About this task
According to the book review excerpts below, in what year was George Bridgetower born?

And it is this juxtaposition of maternal emotion and detached, almost
clinical, analysis that provides Grosholz's wonderful new collection
with such grace and such power." David R Godine. 2002. $15.95.
"Former poet laureate Dove, a master at dramatic
monologues, is in top form here, reclaiming Bridgetower’s story in a
mischievous, sensuous, and deeply empathic lyrical narrative. Born in
1780 to a Polish German mother and a Caribbean African father, George
was a famous prodigy and mulatto subjected to every insult. In
scintillating, linked poems that embody the violin’s profoundly
emotional range, Dove brings the tumultuous world of Napoleonic Europe
to life with stunning precision. The sheer pleasure of her crisp
descriptions and the propelling suspense of this true tale cannot be
overstated. As she writes in the voices of Bridgetower, Beethoven,
Haydn, a court lady, and street fiddler Black Billy Waters, Dove delves
into the nature of genius and power, class and race, and the
consequences of exoticism and lust, creating a unique celebration of
art and spirit." W.W. Norton & Co. 2009. $16.47.

Recorded data
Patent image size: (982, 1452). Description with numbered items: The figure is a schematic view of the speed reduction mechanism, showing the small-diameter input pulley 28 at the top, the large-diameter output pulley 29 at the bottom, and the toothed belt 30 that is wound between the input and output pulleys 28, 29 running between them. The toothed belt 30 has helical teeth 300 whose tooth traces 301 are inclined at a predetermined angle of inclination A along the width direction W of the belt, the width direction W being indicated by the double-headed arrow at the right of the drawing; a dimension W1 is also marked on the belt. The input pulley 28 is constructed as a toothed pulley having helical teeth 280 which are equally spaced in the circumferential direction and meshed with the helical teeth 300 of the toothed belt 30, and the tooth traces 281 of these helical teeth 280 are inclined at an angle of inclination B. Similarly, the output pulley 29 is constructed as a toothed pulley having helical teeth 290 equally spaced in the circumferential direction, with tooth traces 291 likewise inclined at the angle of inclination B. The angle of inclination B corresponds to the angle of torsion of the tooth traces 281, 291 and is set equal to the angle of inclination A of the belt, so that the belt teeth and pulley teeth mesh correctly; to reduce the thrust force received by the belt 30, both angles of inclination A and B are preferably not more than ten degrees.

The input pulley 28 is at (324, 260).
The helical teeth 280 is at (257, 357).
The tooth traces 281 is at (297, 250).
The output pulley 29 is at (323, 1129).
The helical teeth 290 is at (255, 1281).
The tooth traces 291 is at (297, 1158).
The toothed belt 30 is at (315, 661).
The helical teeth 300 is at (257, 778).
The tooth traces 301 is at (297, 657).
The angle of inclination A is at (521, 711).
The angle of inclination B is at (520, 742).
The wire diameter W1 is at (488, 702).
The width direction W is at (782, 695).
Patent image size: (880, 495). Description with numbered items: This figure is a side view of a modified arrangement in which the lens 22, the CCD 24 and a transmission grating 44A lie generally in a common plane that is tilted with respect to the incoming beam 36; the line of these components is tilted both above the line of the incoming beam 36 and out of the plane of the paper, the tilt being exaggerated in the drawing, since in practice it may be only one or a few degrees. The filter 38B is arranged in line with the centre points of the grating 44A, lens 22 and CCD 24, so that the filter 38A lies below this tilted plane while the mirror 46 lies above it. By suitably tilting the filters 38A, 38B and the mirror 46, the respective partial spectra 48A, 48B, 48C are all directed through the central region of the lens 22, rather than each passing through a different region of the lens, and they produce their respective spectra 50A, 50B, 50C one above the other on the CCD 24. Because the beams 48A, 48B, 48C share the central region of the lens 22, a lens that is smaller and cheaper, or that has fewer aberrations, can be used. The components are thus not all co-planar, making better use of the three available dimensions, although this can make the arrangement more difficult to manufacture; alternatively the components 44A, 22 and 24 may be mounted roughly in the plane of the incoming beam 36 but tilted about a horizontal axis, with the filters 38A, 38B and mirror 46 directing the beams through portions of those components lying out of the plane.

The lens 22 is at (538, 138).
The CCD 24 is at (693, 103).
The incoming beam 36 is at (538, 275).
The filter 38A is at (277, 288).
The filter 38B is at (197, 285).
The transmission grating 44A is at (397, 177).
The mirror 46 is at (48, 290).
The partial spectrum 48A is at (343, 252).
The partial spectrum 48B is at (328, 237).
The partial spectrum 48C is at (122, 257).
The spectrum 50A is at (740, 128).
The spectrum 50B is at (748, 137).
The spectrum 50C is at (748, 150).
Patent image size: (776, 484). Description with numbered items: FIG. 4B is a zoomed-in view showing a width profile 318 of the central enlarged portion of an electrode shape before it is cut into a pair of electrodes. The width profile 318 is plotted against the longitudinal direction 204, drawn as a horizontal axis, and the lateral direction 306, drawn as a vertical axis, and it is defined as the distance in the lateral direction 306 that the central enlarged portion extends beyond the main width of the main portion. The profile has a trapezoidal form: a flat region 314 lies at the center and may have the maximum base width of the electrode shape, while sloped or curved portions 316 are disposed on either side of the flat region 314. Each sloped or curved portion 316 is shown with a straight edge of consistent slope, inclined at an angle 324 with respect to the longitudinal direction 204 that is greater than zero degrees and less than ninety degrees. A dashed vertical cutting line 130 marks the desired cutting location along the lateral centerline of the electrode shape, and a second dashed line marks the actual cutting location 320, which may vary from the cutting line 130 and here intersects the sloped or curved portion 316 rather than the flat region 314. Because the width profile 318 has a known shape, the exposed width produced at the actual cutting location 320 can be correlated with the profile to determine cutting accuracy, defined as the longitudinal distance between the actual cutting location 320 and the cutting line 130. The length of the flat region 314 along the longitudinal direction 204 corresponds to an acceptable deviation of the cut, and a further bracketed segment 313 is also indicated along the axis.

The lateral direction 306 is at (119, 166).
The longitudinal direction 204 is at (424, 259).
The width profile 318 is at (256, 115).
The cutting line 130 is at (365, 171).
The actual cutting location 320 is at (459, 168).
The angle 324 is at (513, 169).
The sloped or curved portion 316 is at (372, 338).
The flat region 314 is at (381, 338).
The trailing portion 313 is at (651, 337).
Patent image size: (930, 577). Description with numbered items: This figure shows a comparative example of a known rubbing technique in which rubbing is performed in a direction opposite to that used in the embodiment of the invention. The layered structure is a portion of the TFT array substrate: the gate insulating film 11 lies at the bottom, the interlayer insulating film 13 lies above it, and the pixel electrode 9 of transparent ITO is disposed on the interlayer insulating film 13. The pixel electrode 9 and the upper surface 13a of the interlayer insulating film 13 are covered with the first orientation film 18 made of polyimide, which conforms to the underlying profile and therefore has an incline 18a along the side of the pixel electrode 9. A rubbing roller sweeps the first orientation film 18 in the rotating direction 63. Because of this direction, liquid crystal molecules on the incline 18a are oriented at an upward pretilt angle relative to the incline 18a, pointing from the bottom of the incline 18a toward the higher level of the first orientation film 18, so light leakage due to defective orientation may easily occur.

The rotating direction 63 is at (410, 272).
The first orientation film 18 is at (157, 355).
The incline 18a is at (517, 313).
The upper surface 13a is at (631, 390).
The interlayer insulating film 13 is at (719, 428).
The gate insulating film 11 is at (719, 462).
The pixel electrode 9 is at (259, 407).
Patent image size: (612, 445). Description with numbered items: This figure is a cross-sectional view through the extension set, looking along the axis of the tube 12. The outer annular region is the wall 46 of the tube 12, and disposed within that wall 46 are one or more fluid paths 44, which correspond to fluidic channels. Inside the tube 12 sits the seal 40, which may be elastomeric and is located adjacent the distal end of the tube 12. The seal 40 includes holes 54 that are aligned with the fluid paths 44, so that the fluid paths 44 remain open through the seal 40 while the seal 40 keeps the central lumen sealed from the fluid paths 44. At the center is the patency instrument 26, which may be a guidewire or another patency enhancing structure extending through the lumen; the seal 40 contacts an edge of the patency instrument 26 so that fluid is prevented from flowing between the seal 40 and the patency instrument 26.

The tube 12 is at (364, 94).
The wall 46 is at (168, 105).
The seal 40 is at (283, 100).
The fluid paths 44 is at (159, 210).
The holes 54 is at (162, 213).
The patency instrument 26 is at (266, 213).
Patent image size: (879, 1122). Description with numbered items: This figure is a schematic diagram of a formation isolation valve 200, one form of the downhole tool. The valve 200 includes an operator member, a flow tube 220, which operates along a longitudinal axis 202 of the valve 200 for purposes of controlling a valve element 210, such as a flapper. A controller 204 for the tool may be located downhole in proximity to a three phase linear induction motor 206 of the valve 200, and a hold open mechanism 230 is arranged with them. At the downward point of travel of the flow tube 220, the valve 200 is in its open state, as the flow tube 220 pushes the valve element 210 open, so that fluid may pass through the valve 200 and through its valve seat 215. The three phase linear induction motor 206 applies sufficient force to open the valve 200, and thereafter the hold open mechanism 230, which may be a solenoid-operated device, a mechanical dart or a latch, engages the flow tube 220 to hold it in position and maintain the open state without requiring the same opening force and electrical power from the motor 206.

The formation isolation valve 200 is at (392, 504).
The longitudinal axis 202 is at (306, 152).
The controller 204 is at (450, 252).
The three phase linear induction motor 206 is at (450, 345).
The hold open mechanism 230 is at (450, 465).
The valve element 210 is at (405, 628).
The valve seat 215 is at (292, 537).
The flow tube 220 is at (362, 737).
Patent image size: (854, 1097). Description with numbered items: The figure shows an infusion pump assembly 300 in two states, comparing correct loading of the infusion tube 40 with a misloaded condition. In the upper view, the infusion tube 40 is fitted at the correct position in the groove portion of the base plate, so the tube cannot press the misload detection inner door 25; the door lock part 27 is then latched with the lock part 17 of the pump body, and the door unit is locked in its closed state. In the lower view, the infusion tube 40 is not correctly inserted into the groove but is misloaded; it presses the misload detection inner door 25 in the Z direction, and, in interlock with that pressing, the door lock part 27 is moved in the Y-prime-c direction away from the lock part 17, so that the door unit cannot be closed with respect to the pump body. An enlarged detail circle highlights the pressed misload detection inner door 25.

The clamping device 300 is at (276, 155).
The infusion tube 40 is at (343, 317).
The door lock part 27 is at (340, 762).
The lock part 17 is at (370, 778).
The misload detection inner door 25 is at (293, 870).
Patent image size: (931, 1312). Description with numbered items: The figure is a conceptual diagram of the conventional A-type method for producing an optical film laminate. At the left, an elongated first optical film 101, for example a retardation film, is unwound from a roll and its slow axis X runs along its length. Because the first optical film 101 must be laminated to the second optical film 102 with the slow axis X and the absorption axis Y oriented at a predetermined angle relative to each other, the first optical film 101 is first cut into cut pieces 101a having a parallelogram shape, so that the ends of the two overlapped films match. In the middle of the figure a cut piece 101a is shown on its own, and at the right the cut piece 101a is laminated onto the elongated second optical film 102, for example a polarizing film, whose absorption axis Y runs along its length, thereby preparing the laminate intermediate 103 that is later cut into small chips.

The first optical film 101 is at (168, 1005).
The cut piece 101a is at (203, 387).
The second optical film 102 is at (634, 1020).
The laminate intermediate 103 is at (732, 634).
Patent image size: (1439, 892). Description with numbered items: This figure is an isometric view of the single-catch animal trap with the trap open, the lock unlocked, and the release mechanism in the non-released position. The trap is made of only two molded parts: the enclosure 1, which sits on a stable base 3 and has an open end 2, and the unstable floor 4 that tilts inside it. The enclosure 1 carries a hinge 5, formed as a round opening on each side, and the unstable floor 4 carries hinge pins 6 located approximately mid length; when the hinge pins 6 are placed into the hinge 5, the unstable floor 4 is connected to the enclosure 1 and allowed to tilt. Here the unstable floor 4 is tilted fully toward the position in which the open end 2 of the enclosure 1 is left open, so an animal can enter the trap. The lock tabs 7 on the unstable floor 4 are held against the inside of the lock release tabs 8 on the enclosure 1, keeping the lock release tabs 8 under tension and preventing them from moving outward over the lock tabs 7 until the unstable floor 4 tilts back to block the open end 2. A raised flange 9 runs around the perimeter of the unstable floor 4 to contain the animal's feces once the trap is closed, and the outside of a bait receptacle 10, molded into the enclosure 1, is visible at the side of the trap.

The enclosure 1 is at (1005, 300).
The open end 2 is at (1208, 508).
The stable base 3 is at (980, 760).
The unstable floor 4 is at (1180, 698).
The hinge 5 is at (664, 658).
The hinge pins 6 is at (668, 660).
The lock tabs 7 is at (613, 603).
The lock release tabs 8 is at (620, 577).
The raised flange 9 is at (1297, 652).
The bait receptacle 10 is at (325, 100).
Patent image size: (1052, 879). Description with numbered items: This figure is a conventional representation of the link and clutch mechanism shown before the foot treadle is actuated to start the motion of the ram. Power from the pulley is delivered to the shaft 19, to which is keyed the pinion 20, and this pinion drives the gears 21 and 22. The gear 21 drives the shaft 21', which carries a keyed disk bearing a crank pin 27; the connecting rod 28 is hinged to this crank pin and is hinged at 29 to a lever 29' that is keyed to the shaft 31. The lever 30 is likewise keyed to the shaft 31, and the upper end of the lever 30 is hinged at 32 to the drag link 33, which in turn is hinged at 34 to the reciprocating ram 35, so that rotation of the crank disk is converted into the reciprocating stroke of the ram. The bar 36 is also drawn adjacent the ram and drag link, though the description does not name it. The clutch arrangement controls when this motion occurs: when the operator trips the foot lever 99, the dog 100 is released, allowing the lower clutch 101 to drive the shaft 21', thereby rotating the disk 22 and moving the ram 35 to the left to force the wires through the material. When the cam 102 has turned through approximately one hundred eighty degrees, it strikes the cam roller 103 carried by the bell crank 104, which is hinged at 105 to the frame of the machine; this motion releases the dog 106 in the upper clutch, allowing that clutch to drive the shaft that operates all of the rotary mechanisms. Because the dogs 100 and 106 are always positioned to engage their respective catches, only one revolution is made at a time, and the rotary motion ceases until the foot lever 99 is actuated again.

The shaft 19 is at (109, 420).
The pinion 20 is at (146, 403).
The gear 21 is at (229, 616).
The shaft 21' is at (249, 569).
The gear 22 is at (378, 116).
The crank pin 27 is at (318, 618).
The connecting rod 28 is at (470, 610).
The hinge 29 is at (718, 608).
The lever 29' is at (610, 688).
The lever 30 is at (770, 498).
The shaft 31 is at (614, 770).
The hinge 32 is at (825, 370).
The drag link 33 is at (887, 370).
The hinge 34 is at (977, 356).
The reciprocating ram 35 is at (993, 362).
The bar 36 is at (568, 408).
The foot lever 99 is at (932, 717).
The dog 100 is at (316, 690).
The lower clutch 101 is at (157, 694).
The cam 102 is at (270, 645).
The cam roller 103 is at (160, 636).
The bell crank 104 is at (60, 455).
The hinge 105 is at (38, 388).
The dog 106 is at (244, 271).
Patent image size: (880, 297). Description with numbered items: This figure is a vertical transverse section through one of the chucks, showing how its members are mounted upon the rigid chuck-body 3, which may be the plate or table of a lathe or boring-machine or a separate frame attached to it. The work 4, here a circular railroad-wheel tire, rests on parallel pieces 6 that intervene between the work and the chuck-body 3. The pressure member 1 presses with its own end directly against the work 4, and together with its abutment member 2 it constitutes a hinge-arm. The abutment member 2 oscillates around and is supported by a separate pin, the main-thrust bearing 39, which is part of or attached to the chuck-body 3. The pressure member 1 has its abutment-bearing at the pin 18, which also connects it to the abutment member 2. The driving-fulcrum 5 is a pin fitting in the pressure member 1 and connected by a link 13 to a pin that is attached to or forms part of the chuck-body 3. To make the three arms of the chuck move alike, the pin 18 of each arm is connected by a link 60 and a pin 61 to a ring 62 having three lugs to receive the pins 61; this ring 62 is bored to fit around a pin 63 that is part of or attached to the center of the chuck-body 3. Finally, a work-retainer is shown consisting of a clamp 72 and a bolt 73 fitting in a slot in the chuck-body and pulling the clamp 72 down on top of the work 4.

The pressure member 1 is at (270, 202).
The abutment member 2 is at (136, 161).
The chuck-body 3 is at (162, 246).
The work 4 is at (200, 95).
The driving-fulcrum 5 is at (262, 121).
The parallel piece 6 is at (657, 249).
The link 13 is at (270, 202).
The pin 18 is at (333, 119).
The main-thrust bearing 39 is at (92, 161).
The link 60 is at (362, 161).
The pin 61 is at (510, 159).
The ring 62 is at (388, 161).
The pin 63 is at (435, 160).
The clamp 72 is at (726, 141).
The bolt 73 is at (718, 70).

Task solution
1780